── WORKING DATA ──

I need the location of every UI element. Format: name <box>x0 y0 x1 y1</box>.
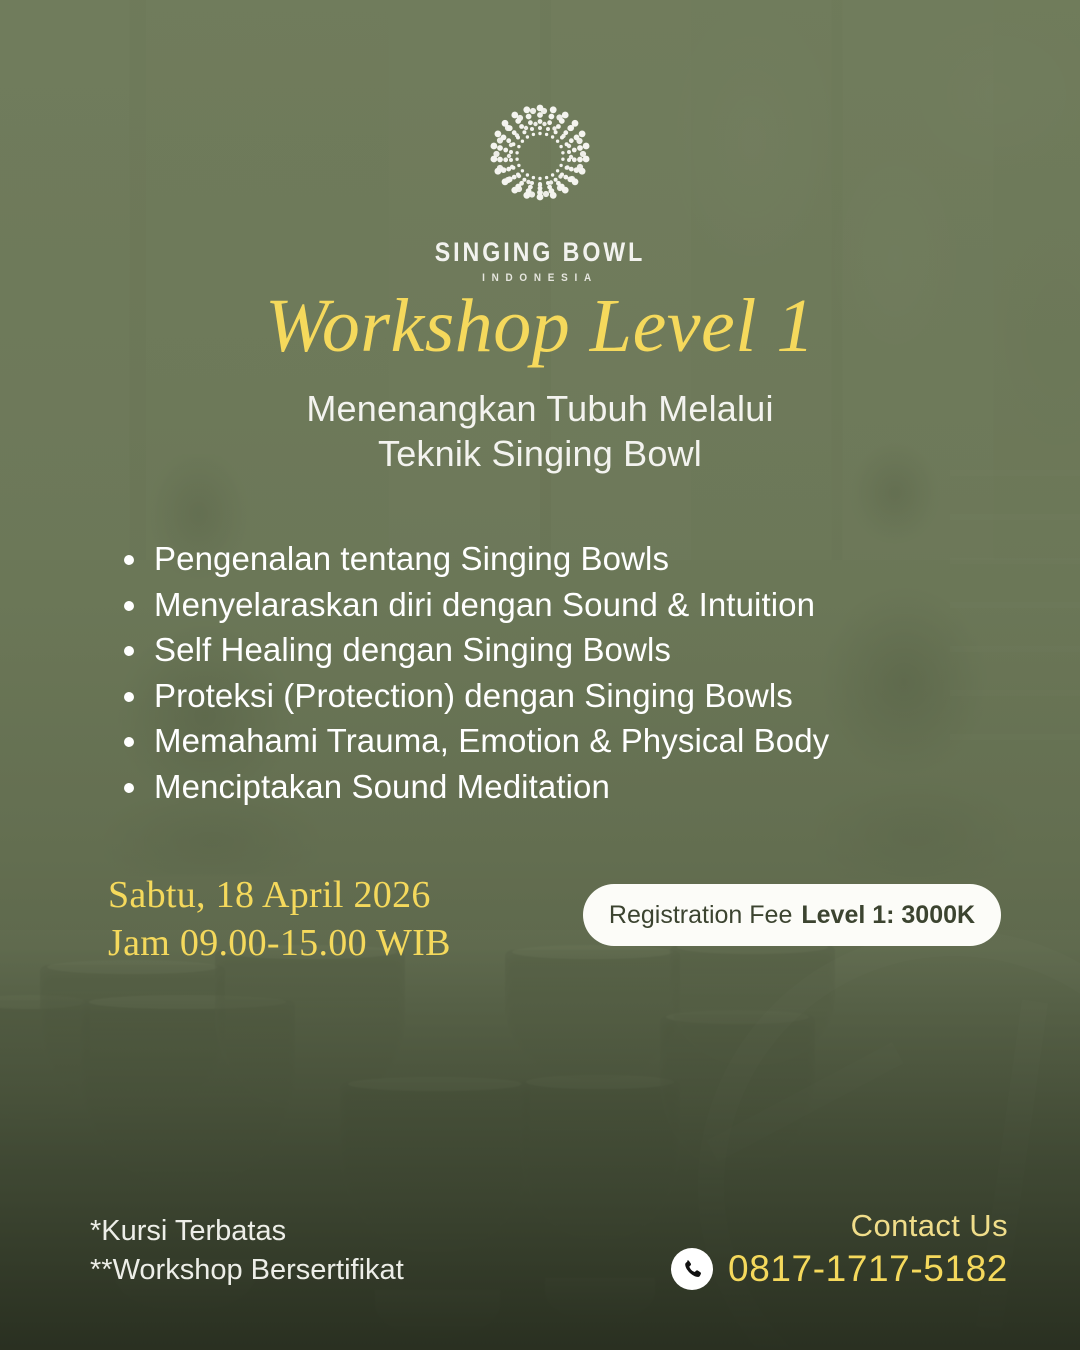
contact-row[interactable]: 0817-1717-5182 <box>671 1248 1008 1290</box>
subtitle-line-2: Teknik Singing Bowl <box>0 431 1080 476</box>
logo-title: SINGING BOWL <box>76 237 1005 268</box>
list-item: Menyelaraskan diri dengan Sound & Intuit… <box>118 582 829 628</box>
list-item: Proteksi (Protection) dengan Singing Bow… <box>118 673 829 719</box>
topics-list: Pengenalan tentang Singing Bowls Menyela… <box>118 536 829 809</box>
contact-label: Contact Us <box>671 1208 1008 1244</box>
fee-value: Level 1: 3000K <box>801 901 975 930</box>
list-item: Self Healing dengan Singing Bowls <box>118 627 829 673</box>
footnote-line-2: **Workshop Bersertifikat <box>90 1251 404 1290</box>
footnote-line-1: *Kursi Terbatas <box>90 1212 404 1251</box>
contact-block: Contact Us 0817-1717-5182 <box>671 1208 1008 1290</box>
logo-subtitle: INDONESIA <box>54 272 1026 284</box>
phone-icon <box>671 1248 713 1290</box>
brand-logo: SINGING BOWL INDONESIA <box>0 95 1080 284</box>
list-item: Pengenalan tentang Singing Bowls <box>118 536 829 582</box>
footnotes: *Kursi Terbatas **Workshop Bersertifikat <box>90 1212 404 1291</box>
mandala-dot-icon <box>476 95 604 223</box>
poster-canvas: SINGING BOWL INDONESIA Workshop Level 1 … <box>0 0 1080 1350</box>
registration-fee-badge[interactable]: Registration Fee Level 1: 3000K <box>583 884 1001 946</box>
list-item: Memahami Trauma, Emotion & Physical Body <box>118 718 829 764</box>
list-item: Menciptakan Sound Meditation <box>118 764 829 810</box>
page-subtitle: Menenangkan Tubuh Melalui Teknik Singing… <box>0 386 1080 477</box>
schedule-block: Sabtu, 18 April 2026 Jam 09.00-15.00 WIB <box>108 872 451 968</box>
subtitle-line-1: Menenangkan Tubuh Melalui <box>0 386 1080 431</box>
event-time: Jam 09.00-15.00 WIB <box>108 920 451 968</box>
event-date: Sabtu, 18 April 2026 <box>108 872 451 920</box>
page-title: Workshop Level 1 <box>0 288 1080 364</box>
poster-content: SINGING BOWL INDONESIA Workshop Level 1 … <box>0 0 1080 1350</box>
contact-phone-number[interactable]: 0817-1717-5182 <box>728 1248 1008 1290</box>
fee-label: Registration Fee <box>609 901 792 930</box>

───

▶ PROBLEM TO WORK ON: Please reproduce the data above line for line with no changes, leaving the pictures out of your answer.

▶ COMPLETE RESPONSE:
I need the location of every UI element. Format: name <box>x0 y0 x1 y1</box>.
contact-row[interactable]: 0817-1717-5182 <box>671 1248 1008 1290</box>
subtitle-line-2: Teknik Singing Bowl <box>0 431 1080 476</box>
logo-title: SINGING BOWL <box>76 237 1005 268</box>
list-item: Menyelaraskan diri dengan Sound & Intuit… <box>118 582 829 628</box>
list-item: Proteksi (Protection) dengan Singing Bow… <box>118 673 829 719</box>
topics-list: Pengenalan tentang Singing Bowls Menyela… <box>118 536 829 809</box>
contact-label: Contact Us <box>671 1208 1008 1244</box>
fee-value: Level 1: 3000K <box>801 901 975 930</box>
list-item: Self Healing dengan Singing Bowls <box>118 627 829 673</box>
footnote-line-2: **Workshop Bersertifikat <box>90 1251 404 1290</box>
footnote-line-1: *Kursi Terbatas <box>90 1212 404 1251</box>
contact-block: Contact Us 0817-1717-5182 <box>671 1208 1008 1290</box>
logo-subtitle: INDONESIA <box>54 272 1026 284</box>
phone-icon <box>671 1248 713 1290</box>
brand-logo: SINGING BOWL INDONESIA <box>0 95 1080 284</box>
list-item: Pengenalan tentang Singing Bowls <box>118 536 829 582</box>
footnotes: *Kursi Terbatas **Workshop Bersertifikat <box>90 1212 404 1291</box>
mandala-dot-icon <box>476 95 604 223</box>
poster-canvas: SINGING BOWL INDONESIA Workshop Level 1 … <box>0 0 1080 1350</box>
registration-fee-badge[interactable]: Registration Fee Level 1: 3000K <box>583 884 1001 946</box>
list-item: Memahami Trauma, Emotion & Physical Body <box>118 718 829 764</box>
list-item: Menciptakan Sound Meditation <box>118 764 829 810</box>
page-subtitle: Menenangkan Tubuh Melalui Teknik Singing… <box>0 386 1080 477</box>
schedule-block: Sabtu, 18 April 2026 Jam 09.00-15.00 WIB <box>108 872 451 968</box>
subtitle-line-1: Menenangkan Tubuh Melalui <box>0 386 1080 431</box>
event-time: Jam 09.00-15.00 WIB <box>108 920 451 968</box>
event-date: Sabtu, 18 April 2026 <box>108 872 451 920</box>
page-title: Workshop Level 1 <box>0 288 1080 364</box>
poster-content: SINGING BOWL INDONESIA Workshop Level 1 … <box>0 0 1080 1350</box>
contact-phone-number[interactable]: 0817-1717-5182 <box>728 1248 1008 1290</box>
fee-label: Registration Fee <box>609 901 792 930</box>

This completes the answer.